Exercise brief => Within the data that follows, how many lines carry the string "deleted"? Give the number alone.

Records supplied =>
+++

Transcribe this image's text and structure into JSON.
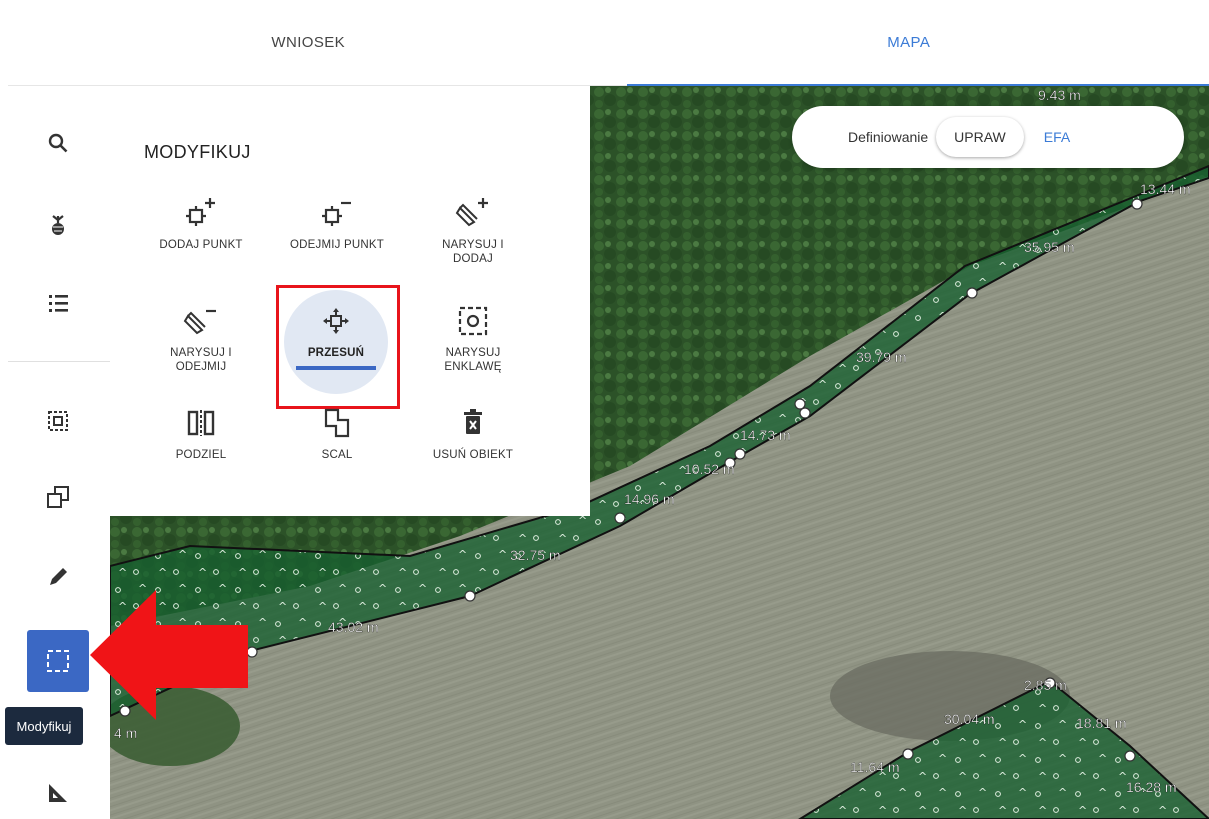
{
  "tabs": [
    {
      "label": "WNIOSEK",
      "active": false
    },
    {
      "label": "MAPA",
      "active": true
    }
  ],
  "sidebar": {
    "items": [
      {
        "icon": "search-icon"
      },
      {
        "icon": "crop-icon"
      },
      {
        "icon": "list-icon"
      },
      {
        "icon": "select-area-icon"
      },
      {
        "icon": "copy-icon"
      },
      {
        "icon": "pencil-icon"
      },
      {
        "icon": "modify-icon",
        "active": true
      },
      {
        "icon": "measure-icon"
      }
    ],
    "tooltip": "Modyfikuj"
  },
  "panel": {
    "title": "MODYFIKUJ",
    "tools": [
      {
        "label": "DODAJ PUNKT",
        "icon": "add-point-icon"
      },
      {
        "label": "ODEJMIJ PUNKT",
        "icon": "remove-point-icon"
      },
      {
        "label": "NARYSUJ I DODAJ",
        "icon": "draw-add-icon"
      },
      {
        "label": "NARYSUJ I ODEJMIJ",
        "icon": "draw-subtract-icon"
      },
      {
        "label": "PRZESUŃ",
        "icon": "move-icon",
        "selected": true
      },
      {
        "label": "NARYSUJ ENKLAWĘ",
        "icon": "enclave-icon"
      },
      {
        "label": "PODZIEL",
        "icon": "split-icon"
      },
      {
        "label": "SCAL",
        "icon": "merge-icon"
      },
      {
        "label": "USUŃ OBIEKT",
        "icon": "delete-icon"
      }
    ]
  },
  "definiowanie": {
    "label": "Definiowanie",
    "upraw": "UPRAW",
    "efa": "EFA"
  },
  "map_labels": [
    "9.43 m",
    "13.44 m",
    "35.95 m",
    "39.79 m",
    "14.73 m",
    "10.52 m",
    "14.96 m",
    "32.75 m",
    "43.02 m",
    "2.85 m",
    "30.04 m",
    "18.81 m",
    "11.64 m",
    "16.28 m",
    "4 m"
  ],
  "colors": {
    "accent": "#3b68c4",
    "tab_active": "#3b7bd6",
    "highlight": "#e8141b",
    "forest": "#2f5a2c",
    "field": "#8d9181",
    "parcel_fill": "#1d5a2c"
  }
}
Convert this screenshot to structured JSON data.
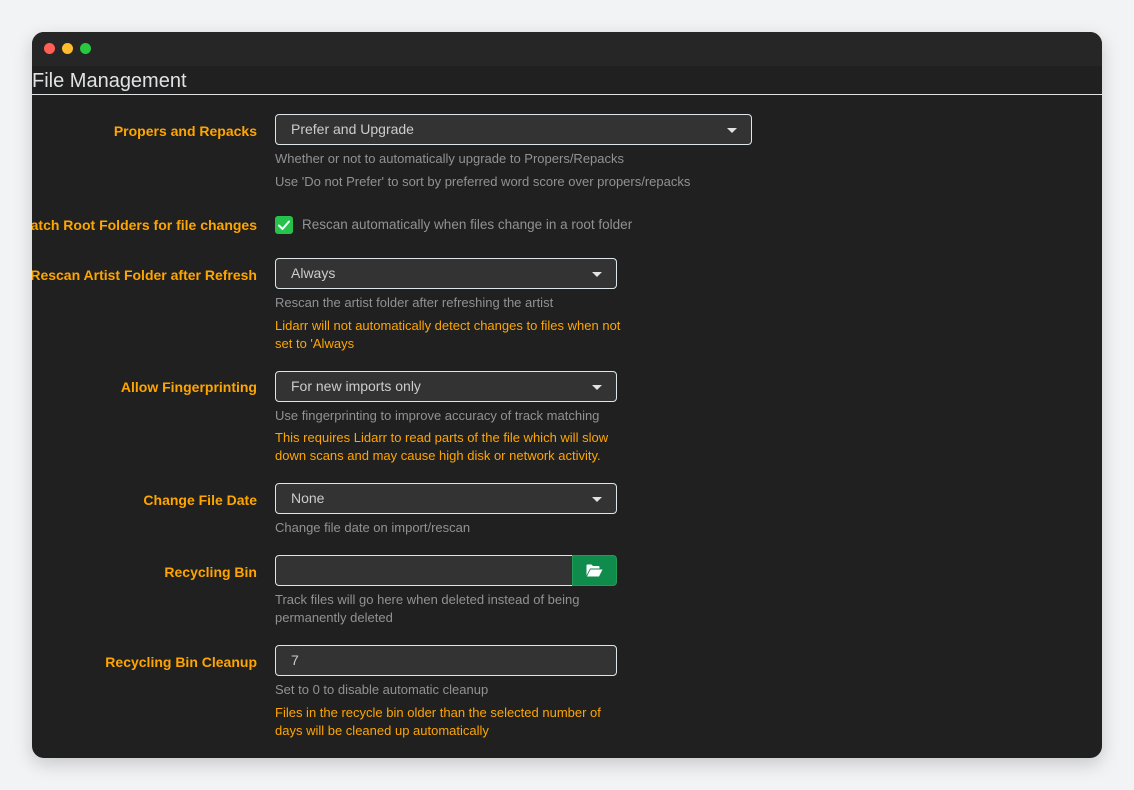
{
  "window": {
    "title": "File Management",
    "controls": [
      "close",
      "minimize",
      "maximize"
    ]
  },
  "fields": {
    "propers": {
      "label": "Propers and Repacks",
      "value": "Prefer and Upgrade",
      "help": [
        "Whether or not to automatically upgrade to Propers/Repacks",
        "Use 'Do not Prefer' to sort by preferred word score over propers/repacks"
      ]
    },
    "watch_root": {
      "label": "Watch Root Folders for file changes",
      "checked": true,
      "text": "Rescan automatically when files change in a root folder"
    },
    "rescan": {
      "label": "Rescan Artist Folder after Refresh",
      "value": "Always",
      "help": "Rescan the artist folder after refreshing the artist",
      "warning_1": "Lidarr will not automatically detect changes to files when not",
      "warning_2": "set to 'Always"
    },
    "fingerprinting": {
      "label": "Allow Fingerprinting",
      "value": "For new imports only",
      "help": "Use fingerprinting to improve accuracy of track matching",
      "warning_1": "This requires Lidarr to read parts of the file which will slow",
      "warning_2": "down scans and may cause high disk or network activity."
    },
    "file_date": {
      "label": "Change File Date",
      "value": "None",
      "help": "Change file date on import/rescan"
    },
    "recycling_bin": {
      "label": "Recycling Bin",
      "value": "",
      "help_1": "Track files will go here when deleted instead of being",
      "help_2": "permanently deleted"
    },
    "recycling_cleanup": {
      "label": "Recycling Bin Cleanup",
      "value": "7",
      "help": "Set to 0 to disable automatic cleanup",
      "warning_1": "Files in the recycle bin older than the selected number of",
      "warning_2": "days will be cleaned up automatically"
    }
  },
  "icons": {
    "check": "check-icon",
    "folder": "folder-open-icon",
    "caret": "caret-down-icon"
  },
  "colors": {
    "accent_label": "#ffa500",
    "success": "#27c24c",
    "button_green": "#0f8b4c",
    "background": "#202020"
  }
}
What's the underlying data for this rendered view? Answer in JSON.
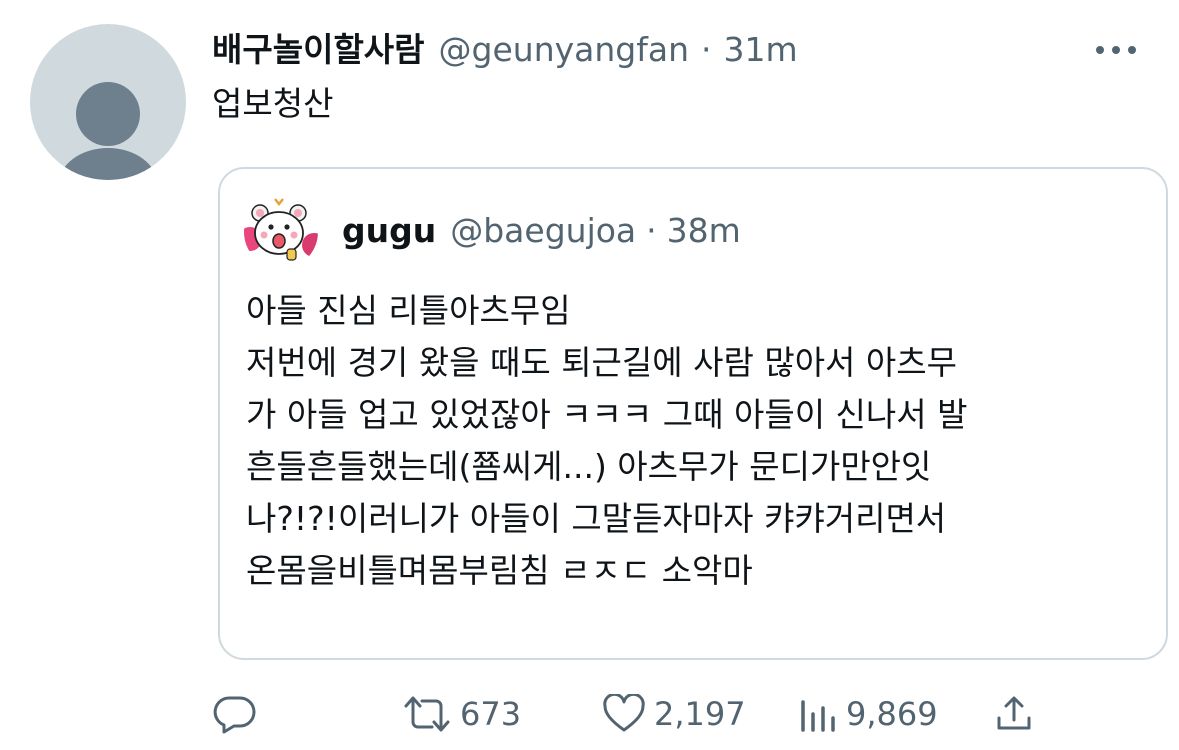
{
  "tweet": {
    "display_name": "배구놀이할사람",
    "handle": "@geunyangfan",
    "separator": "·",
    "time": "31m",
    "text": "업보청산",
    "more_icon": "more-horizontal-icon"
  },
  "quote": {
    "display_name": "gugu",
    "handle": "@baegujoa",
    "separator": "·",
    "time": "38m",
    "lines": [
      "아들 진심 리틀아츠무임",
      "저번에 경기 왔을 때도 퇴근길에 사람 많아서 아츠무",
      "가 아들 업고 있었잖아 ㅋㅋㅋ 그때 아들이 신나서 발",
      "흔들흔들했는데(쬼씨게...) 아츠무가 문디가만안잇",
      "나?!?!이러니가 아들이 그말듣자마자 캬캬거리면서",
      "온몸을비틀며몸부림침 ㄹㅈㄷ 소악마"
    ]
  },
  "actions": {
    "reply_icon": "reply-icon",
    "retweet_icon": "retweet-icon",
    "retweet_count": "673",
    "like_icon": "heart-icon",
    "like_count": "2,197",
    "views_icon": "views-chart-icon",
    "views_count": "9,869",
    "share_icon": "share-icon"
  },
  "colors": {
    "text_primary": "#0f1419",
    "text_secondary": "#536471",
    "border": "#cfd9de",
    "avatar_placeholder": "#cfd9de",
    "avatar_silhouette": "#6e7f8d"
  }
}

+++

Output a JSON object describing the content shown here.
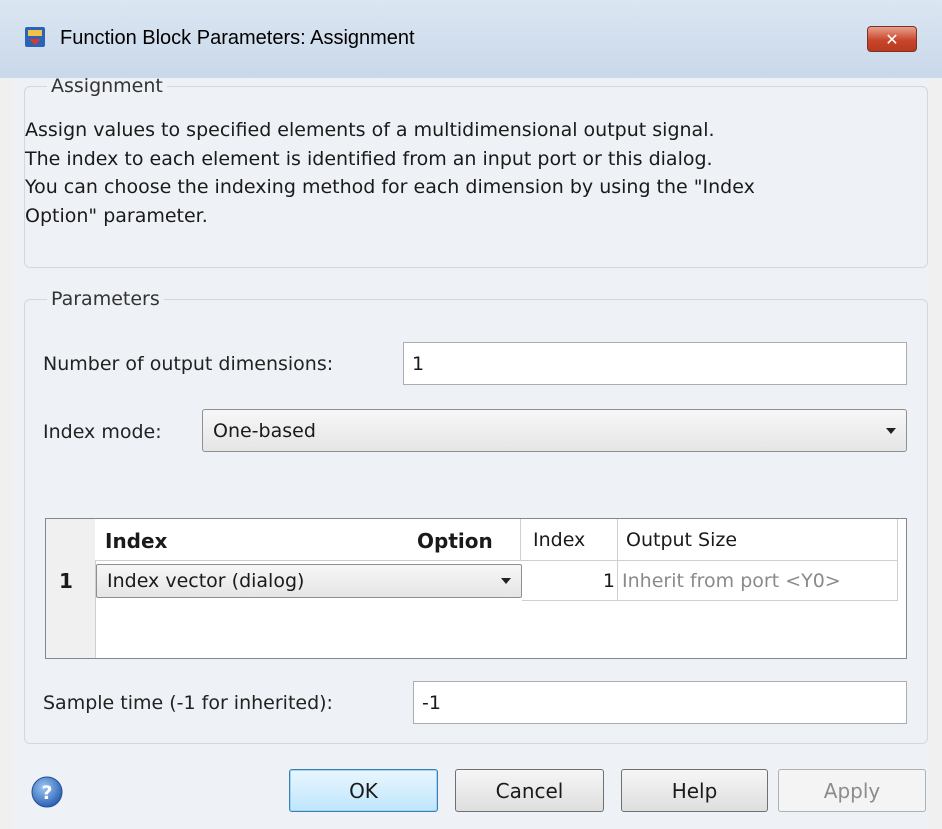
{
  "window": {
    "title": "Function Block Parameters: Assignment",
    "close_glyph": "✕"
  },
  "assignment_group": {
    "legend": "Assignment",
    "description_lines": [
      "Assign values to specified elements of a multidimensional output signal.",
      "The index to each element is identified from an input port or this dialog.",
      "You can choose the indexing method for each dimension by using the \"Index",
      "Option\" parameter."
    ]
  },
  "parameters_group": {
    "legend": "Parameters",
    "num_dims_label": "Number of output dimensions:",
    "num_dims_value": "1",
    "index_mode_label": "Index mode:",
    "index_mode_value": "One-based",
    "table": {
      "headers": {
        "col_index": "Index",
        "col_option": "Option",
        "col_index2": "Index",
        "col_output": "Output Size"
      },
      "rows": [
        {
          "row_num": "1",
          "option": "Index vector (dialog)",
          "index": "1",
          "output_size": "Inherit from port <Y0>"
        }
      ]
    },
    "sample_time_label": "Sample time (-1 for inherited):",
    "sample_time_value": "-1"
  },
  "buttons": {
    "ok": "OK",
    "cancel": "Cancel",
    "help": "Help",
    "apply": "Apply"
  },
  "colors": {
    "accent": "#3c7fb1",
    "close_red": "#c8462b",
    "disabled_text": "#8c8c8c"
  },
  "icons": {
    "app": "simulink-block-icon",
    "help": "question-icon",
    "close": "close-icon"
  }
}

+++

Response for this exercise => 2